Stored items
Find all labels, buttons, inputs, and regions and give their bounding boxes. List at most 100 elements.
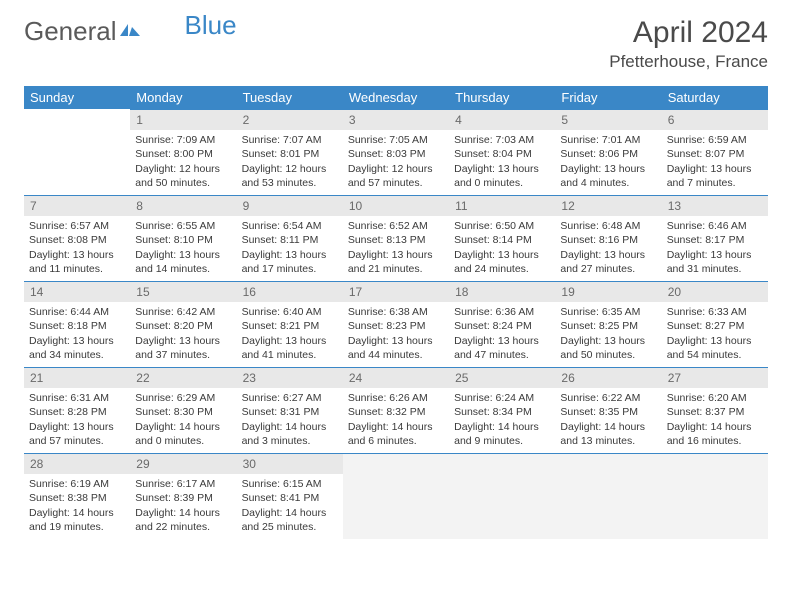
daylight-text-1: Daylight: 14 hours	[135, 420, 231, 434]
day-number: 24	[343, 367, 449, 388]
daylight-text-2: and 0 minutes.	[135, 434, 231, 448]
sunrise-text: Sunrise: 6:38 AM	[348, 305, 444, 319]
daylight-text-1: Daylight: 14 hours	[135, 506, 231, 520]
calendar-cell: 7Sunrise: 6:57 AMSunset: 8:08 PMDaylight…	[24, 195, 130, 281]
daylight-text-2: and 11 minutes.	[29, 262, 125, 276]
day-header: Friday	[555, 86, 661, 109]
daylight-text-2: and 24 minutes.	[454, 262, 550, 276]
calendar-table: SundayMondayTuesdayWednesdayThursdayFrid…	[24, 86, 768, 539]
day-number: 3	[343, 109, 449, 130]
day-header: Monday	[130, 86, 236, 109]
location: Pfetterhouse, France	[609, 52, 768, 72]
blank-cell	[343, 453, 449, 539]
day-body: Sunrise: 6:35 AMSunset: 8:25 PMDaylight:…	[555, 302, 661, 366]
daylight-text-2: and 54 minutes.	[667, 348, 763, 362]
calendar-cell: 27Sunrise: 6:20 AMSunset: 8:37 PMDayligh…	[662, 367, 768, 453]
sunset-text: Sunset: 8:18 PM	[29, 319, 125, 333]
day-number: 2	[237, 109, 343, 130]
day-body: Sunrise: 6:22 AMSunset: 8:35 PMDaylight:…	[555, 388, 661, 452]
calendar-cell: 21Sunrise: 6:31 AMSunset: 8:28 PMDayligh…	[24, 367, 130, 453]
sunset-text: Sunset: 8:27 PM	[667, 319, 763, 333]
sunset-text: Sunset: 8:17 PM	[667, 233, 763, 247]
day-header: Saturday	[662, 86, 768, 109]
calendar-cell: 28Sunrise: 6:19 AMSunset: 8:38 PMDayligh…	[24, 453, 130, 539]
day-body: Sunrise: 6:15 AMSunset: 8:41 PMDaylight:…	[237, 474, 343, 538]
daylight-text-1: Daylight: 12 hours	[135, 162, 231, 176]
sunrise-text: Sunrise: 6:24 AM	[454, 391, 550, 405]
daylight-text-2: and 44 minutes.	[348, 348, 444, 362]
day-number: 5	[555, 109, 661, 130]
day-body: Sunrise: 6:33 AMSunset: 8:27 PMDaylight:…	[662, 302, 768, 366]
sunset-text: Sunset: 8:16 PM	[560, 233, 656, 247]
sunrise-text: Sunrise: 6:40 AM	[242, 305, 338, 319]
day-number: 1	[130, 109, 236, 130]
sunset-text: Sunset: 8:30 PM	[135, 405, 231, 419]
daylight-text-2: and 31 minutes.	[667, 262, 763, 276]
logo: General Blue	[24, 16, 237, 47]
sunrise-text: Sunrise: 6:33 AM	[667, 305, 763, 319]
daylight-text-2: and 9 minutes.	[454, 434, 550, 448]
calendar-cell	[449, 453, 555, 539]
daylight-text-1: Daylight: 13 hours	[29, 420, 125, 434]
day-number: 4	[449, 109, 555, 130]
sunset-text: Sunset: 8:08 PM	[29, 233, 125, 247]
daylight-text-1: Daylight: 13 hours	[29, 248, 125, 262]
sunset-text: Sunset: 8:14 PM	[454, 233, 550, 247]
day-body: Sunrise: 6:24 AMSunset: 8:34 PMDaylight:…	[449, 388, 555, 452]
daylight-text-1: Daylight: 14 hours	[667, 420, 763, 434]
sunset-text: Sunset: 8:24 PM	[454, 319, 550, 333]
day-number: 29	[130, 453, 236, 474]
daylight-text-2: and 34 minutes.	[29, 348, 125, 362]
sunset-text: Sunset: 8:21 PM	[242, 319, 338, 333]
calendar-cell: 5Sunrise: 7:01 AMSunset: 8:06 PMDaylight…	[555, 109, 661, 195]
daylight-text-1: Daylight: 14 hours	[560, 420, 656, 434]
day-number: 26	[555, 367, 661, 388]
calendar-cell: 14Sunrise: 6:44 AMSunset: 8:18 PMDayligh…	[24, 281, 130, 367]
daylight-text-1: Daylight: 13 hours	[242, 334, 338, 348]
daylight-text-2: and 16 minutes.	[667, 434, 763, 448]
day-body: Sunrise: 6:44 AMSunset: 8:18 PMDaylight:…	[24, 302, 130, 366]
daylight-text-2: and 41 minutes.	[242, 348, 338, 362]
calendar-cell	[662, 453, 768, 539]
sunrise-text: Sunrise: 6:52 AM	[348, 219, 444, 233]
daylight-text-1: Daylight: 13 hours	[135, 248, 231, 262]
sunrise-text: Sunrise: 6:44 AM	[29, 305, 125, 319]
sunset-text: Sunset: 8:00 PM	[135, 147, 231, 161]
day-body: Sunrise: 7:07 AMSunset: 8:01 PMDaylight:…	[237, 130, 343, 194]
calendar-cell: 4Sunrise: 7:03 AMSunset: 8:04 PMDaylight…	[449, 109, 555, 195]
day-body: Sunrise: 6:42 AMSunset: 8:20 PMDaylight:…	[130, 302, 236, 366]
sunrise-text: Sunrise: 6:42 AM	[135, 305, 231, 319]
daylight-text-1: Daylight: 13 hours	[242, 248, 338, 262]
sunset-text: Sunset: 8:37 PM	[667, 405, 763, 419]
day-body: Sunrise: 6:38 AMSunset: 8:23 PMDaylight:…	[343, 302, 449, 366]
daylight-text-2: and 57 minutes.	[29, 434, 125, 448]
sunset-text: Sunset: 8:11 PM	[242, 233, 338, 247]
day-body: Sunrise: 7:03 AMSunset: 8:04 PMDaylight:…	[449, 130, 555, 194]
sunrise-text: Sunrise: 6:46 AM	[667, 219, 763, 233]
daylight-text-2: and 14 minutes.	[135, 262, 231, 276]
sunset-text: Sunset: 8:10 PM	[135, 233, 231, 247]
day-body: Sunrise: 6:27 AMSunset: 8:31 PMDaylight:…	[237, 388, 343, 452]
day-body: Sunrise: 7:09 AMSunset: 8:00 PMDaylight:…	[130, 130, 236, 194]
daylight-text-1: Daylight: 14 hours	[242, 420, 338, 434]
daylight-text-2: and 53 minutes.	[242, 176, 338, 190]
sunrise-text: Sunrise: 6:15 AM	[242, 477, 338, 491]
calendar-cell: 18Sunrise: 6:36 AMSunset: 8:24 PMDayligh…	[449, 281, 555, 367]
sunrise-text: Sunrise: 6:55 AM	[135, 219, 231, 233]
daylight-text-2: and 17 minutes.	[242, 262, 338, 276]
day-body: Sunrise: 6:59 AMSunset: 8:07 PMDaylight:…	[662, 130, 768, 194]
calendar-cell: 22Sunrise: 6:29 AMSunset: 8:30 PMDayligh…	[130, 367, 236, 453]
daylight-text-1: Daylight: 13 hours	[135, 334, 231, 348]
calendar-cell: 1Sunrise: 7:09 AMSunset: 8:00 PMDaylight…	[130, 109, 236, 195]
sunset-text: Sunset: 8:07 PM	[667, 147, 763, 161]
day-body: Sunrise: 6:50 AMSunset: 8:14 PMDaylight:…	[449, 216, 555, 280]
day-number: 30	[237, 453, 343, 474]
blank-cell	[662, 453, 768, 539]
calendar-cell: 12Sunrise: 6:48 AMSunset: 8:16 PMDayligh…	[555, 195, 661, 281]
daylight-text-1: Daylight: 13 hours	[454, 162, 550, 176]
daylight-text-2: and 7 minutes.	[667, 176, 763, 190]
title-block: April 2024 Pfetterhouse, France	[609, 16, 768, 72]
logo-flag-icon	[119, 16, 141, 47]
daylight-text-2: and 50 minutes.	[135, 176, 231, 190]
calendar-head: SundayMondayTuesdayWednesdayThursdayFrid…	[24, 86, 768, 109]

==

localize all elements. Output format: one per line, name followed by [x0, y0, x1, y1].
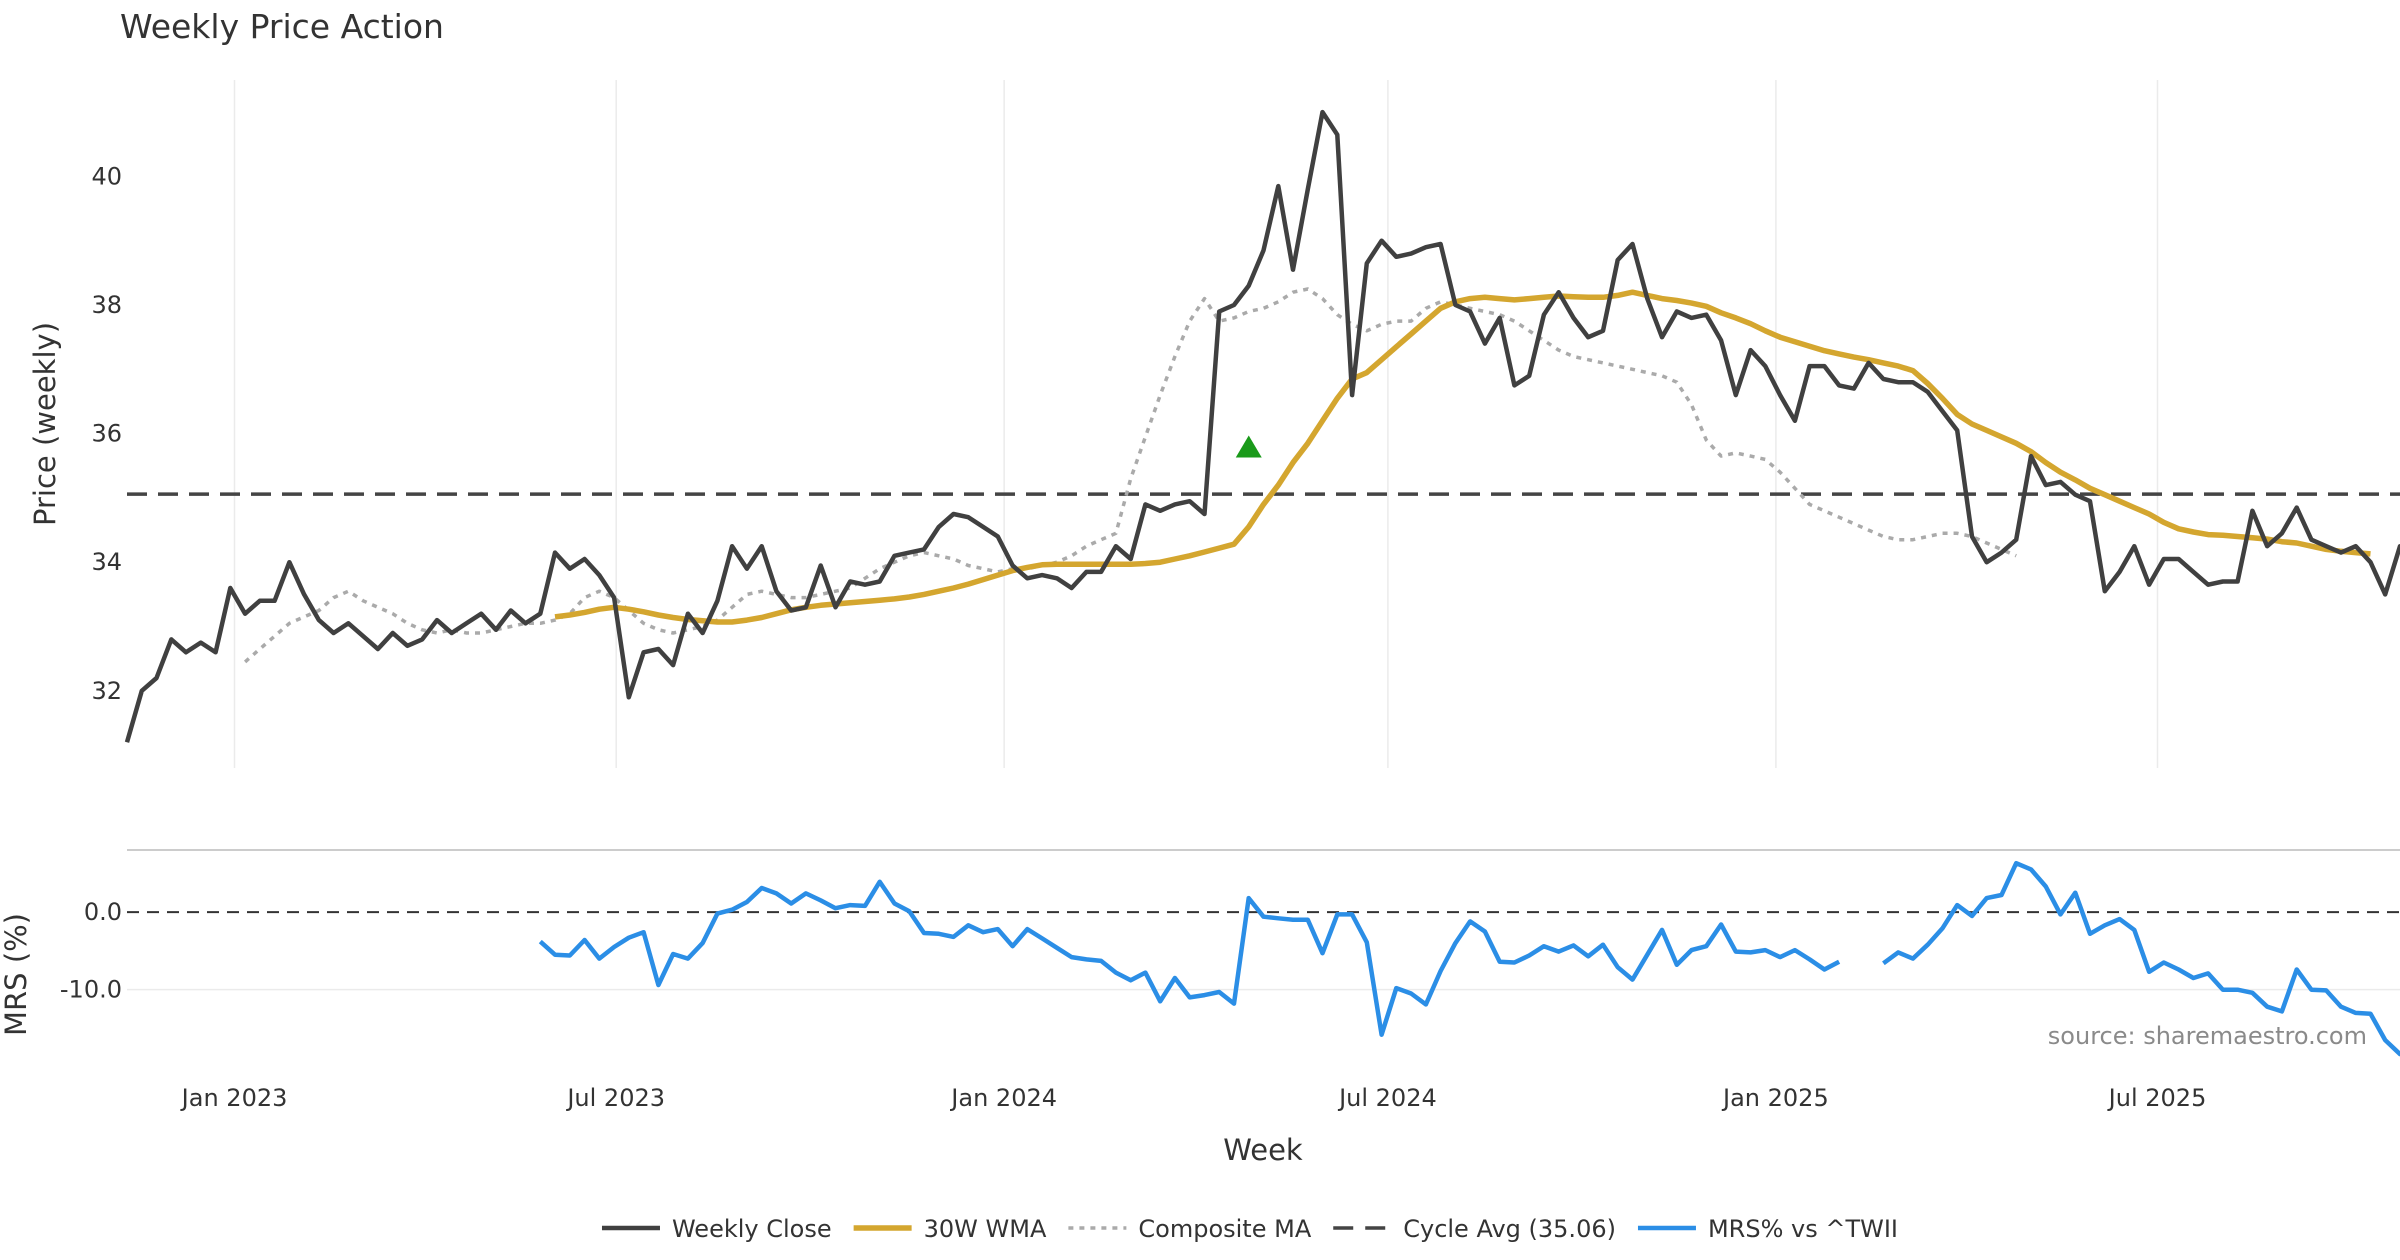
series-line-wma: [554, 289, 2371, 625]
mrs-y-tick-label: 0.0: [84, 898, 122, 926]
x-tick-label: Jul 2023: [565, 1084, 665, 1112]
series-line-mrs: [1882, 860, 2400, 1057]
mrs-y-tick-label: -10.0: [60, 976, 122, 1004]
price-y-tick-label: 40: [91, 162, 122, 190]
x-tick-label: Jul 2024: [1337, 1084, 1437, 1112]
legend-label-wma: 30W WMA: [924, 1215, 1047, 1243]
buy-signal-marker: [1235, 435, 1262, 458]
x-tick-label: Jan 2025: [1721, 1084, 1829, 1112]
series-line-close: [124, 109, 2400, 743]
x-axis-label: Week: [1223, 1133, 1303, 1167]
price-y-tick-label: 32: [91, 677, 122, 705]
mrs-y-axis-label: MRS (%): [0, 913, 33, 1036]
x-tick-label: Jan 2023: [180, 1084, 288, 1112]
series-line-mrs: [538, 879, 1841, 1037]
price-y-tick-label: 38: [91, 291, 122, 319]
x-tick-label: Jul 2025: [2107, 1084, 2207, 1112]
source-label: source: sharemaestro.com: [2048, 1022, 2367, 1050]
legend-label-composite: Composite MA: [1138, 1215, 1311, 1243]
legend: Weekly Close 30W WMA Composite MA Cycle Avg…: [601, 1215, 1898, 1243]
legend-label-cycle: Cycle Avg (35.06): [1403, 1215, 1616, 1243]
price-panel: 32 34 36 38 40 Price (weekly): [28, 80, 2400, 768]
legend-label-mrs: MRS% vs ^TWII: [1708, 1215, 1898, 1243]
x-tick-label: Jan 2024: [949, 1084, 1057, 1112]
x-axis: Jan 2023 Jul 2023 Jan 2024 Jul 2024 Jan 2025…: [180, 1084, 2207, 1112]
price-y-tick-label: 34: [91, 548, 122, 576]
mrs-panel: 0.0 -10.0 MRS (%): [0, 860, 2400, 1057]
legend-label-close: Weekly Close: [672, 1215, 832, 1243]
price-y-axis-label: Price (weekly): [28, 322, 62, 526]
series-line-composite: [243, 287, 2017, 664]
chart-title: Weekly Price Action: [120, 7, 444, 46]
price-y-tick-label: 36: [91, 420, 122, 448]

**What you have to do**
Return, with no changes, the entries starting with the line that contains "420, 231, 434]" and going on through the line that contains "sunset-text: Sunset: 8:27".

**Solution to the exercise**
daylight-text-1: Daylight: 14 hours	[135, 420, 231, 434]
day-number: 24	[343, 367, 449, 388]
daylight-text-2: and 0 minutes.	[135, 434, 231, 448]
sunrise-text: Sunrise: 6:38 AM	[348, 305, 444, 319]
daylight-text-1: Daylight: 14 hours	[135, 506, 231, 520]
calendar-cell: 7Sunrise: 6:57 AMSunset: 8:08 PMDaylight…	[24, 195, 130, 281]
daylight-text-2: and 11 minutes.	[29, 262, 125, 276]
day-header: Friday	[555, 86, 661, 109]
daylight-text-2: and 24 minutes.	[454, 262, 550, 276]
calendar-table: SundayMondayTuesdayWednesdayThursdayFrid…	[24, 86, 768, 539]
day-number: 3	[343, 109, 449, 130]
day-header: Monday	[130, 86, 236, 109]
location: Pfetterhouse, France	[609, 52, 768, 72]
blank-cell	[343, 453, 449, 539]
day-body: Sunrise: 6:35 AMSunset: 8:25 PMDaylight:…	[555, 302, 661, 366]
daylight-text-2: and 54 minutes.	[667, 348, 763, 362]
calendar-cell: 27Sunrise: 6:20 AMSunset: 8:37 PMDayligh…	[662, 367, 768, 453]
sunset-text: Sunset: 8:18 PM	[29, 319, 125, 333]
day-number: 2	[237, 109, 343, 130]
day-body: Sunrise: 6:22 AMSunset: 8:35 PMDaylight:…	[555, 388, 661, 452]
calendar-cell: 21Sunrise: 6:31 AMSunset: 8:28 PMDayligh…	[24, 367, 130, 453]
sunset-text: Sunset: 8:27 PM	[667, 319, 763, 333]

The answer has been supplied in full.